A line counts if it contains the string "this"; say how many such lines there are, giving only the number.

※

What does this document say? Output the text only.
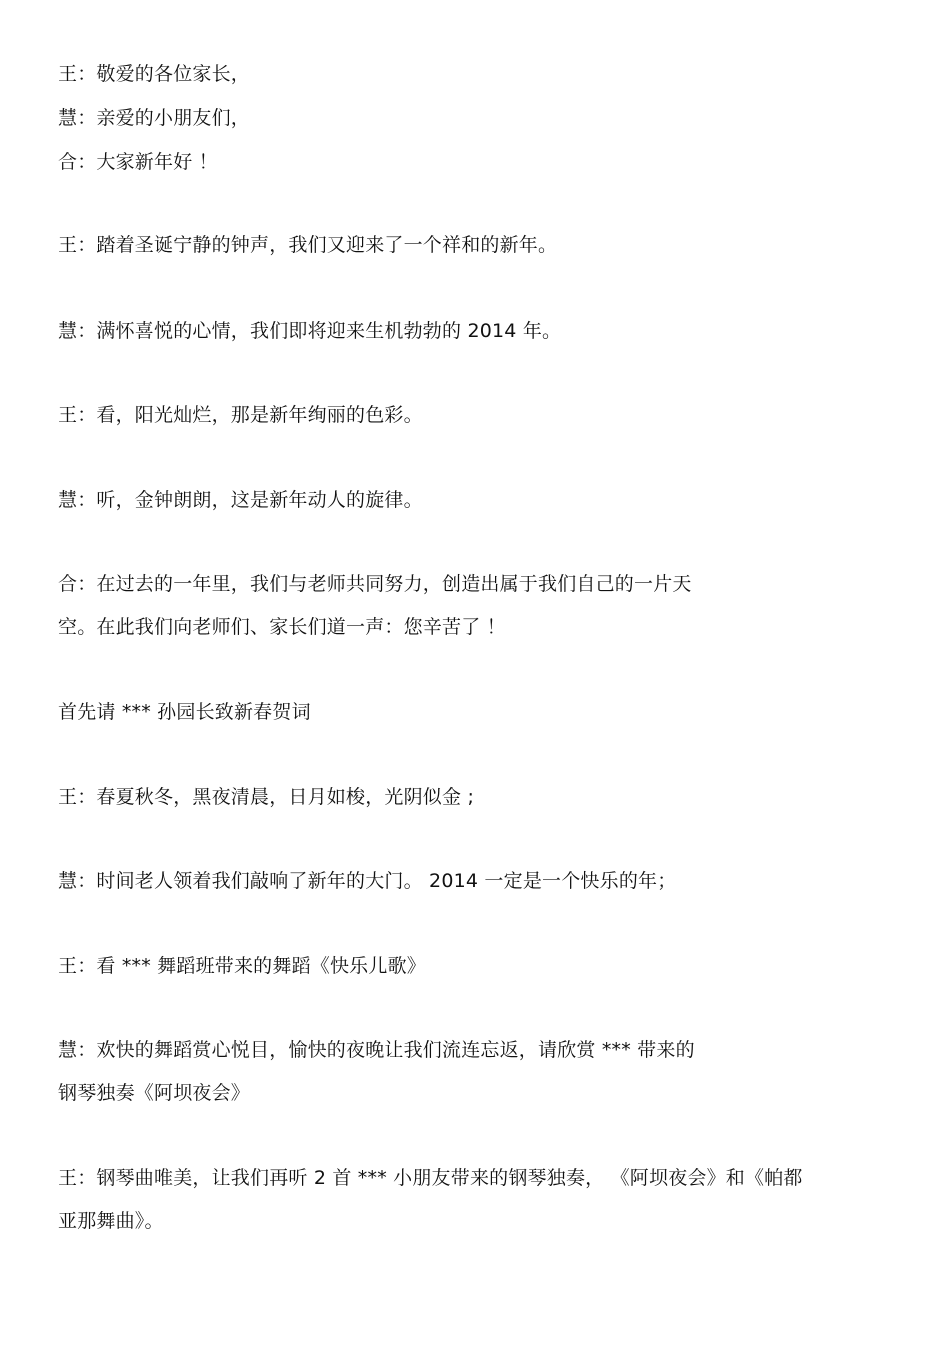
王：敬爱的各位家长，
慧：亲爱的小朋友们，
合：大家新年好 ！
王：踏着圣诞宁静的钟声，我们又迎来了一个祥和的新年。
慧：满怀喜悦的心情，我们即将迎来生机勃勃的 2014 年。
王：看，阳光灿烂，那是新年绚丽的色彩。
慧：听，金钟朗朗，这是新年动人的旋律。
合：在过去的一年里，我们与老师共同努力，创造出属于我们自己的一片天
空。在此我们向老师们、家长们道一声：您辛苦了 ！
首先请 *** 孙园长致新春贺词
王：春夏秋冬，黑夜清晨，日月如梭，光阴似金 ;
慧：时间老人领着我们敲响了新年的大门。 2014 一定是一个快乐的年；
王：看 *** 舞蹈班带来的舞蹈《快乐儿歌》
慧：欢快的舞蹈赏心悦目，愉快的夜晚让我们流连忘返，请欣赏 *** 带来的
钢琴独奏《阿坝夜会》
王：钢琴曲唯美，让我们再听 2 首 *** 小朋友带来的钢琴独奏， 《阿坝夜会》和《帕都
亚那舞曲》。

※

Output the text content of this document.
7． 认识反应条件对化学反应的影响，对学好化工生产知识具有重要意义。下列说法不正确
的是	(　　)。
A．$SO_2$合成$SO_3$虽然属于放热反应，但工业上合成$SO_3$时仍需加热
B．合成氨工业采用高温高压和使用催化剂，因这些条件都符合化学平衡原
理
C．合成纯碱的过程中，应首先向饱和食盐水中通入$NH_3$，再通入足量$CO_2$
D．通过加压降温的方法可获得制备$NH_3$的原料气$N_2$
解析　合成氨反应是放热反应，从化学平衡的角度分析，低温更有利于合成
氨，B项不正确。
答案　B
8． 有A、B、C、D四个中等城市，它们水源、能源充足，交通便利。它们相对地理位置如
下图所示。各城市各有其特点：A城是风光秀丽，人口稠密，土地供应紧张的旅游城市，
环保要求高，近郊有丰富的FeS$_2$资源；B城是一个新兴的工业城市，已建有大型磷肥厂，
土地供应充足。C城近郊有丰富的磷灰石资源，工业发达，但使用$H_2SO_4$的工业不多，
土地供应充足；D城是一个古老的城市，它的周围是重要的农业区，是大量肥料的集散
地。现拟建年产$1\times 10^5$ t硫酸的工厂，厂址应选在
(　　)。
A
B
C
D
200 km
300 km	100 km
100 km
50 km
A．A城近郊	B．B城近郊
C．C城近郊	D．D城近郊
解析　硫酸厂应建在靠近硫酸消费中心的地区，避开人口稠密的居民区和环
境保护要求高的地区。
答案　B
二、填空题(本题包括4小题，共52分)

※

▸ TASK RESPONSE:
2